● **Task directions**: Scan the data. Collect each line that contains the word "case".

● **Items from a data source**:
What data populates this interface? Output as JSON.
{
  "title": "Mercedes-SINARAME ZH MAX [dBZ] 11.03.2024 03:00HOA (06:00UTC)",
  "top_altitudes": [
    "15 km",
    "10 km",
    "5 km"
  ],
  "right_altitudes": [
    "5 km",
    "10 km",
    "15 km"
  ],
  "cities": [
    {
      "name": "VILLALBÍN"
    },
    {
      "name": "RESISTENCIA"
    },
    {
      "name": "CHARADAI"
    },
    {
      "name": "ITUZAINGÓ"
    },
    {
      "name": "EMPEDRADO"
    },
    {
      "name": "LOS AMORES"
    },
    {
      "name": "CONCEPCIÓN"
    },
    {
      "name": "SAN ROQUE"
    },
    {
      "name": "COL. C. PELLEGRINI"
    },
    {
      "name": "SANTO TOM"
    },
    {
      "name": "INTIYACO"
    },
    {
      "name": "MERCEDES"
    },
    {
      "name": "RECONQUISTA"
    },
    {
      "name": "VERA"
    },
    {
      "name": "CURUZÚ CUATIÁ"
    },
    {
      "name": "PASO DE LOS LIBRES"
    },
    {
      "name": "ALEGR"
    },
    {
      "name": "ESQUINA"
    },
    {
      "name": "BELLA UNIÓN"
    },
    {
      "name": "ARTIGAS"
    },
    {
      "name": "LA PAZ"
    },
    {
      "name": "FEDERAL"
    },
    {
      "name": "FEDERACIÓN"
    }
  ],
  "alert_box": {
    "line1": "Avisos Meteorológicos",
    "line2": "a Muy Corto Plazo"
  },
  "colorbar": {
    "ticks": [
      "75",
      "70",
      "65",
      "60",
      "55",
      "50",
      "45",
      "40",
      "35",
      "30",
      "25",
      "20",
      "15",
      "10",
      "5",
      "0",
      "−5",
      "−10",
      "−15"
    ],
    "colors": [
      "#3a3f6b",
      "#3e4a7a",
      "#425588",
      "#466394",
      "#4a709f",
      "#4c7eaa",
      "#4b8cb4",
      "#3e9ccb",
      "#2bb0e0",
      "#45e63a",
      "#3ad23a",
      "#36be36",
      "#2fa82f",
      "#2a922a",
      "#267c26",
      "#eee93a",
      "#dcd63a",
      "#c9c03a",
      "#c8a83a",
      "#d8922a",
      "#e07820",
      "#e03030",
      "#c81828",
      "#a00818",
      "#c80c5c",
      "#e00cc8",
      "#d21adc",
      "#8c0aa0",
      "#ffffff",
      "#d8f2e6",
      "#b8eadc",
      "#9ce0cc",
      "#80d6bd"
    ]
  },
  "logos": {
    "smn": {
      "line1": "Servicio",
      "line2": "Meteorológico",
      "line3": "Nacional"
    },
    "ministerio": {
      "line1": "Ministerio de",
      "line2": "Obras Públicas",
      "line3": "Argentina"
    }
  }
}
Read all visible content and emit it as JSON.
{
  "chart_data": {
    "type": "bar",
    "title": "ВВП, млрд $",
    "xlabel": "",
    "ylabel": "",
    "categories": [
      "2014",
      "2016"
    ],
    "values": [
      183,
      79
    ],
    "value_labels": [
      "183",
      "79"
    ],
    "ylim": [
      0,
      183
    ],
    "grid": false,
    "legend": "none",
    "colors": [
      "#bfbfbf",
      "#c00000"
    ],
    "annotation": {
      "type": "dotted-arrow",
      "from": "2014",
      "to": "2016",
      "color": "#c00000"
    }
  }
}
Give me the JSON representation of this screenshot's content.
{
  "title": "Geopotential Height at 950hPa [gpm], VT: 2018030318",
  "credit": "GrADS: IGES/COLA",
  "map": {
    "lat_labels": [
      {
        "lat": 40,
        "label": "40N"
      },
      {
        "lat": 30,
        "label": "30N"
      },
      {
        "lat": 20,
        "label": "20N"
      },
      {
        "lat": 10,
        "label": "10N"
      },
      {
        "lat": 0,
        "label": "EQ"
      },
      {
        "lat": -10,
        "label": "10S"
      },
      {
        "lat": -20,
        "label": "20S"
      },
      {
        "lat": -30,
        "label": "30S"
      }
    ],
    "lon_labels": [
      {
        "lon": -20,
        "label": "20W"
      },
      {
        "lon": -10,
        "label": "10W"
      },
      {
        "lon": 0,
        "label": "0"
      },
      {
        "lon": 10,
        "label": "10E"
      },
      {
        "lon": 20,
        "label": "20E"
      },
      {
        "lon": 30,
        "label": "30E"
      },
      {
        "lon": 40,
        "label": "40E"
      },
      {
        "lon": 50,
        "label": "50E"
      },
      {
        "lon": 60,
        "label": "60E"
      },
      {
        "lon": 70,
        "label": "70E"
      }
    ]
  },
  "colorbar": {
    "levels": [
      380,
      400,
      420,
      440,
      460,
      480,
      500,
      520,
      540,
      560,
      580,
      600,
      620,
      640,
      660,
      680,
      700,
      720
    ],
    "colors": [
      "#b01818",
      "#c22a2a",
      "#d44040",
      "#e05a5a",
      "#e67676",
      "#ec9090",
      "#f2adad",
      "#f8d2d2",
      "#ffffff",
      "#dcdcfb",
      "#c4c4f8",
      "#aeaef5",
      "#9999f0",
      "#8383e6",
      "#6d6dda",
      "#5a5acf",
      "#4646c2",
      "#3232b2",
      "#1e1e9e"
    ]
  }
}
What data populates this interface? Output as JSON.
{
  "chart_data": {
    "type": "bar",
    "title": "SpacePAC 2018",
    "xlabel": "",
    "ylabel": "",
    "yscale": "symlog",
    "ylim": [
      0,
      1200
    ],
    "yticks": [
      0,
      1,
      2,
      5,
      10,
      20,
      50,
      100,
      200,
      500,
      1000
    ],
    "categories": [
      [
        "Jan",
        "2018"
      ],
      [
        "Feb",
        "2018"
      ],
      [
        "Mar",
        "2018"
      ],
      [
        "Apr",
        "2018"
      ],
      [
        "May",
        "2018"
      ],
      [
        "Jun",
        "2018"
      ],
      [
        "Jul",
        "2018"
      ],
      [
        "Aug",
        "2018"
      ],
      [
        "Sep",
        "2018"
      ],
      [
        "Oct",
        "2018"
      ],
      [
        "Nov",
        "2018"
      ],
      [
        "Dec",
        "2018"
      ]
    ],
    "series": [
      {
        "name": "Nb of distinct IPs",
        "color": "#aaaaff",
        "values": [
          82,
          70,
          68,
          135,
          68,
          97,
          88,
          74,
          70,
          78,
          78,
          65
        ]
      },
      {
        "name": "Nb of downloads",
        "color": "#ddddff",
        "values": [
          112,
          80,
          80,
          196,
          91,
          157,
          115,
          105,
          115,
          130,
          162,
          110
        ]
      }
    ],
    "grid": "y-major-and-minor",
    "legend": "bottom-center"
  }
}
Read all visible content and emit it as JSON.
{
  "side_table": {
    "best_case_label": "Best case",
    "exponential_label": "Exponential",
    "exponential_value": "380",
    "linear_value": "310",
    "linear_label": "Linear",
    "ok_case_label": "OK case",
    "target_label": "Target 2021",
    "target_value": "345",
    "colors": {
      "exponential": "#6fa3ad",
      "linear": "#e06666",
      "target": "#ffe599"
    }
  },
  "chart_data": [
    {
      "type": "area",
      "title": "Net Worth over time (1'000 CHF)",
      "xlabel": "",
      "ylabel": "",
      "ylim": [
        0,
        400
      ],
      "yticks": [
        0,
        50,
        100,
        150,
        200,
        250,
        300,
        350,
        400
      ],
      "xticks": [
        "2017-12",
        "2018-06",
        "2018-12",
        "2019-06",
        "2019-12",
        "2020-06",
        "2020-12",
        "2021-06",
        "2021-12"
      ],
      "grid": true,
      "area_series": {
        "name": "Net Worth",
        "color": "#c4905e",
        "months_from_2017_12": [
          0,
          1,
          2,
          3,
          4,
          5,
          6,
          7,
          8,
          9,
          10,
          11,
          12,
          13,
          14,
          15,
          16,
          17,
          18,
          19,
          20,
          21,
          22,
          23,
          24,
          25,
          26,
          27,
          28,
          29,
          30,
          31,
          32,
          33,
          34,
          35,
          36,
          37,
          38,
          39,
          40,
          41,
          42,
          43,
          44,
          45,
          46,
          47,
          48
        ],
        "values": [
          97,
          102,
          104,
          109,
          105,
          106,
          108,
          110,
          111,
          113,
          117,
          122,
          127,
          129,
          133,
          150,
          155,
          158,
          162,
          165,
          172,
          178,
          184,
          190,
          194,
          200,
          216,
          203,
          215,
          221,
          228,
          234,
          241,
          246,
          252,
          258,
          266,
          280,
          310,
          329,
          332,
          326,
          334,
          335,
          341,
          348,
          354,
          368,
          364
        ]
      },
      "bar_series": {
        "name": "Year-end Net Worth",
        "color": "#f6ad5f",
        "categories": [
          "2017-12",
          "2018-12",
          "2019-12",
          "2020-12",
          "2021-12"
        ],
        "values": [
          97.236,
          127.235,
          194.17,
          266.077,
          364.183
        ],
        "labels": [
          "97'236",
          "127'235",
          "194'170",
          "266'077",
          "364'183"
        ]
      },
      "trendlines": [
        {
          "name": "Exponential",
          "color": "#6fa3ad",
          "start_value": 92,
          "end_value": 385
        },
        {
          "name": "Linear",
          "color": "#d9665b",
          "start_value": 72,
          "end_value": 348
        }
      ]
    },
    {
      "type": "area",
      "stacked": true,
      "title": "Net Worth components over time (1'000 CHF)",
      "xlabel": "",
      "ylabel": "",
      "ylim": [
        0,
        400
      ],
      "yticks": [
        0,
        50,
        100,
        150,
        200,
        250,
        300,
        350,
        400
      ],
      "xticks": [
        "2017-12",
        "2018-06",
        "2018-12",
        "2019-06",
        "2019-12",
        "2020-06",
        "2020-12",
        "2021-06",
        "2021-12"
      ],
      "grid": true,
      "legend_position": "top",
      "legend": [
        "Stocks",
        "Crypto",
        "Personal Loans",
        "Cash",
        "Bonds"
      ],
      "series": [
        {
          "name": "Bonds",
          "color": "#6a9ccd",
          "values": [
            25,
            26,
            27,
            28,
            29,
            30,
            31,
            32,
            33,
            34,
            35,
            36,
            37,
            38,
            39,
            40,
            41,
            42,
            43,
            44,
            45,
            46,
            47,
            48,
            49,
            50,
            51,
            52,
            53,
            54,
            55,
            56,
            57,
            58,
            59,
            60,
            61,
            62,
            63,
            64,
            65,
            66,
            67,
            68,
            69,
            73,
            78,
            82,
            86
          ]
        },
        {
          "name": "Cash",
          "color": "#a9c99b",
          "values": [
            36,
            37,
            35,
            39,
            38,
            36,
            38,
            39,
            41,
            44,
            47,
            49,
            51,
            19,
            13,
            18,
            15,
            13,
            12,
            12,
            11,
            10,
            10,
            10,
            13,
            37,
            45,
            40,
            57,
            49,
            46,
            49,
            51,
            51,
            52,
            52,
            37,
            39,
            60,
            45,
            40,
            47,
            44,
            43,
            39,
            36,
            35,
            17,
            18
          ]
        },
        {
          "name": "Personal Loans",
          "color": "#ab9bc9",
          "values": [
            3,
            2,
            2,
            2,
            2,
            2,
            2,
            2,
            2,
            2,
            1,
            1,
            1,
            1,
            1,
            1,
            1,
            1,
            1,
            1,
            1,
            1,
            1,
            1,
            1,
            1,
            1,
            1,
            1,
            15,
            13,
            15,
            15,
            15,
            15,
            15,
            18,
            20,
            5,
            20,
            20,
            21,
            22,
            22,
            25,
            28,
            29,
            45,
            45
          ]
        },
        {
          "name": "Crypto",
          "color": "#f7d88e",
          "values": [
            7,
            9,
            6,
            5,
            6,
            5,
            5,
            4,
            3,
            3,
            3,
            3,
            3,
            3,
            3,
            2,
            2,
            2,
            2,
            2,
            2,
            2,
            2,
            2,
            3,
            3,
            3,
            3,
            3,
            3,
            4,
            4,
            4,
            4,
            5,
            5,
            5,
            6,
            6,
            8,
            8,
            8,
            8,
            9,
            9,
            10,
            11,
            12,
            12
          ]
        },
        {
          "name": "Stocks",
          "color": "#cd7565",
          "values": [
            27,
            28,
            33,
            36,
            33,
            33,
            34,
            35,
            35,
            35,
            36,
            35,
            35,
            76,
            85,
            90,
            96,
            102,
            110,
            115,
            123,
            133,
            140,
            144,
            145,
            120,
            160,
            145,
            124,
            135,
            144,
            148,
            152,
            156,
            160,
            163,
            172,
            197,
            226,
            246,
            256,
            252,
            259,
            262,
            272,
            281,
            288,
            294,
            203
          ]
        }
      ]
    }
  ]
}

● **The result**:
    "best_case_label": "Best case",
    "ok_case_label": "OK case",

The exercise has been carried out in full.